▸ **To do**
Scan the records for the word "tdajt". Copy each line that includes it.

----- Material for the task -----

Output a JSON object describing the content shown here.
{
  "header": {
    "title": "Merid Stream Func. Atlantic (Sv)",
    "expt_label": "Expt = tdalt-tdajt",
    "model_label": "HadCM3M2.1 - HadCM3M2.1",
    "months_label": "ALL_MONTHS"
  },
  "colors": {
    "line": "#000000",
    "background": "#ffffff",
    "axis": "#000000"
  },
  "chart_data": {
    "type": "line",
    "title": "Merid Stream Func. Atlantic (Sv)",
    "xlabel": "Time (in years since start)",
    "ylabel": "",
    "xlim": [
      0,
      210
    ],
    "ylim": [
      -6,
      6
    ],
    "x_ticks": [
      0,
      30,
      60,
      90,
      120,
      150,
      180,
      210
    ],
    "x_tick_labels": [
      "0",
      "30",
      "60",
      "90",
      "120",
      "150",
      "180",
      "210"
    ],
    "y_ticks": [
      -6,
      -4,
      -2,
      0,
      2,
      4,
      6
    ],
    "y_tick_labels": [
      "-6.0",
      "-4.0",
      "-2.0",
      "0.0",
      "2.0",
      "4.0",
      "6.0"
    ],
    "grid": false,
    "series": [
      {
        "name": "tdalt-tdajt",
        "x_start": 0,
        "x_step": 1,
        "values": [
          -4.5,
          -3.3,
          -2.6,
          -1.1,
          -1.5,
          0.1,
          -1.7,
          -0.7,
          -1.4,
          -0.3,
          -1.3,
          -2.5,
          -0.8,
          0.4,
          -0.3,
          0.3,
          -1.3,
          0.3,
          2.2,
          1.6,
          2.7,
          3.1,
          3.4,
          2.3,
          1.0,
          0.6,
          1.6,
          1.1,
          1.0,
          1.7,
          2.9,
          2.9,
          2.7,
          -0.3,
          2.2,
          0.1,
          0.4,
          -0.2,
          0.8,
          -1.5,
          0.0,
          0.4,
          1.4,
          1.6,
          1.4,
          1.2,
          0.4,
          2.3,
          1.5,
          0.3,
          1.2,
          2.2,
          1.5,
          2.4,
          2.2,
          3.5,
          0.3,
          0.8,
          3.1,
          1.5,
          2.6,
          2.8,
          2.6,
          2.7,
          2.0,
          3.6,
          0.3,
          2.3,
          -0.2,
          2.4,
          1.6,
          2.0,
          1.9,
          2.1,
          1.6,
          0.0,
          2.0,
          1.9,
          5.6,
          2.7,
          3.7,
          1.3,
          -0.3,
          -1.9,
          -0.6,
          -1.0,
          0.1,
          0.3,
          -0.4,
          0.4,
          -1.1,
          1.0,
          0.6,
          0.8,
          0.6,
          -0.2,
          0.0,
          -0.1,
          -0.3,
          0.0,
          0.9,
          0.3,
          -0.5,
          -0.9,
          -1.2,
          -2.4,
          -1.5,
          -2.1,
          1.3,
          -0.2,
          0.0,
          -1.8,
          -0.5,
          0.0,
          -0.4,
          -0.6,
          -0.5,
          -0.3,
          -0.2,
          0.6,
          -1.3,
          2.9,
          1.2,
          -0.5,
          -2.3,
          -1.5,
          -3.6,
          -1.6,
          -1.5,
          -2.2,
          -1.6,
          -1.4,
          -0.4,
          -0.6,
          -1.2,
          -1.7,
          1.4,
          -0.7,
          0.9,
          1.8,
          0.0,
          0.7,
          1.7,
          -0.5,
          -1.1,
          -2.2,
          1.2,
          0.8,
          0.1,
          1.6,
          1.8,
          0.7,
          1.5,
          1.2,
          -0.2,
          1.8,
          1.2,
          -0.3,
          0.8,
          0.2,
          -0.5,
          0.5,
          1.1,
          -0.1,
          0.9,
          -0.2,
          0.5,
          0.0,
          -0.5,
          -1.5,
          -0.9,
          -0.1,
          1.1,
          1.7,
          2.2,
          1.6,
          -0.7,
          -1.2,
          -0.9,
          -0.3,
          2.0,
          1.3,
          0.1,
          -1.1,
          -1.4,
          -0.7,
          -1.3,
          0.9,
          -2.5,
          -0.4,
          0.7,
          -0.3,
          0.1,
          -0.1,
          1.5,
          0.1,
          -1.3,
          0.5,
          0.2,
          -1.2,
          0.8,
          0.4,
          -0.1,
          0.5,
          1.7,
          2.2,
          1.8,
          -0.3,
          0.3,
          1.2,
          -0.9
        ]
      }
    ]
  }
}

-----

▸ **Answer**
    "expt_label": "Expt = tdalt-tdajt",
        "name": "tdalt-tdajt",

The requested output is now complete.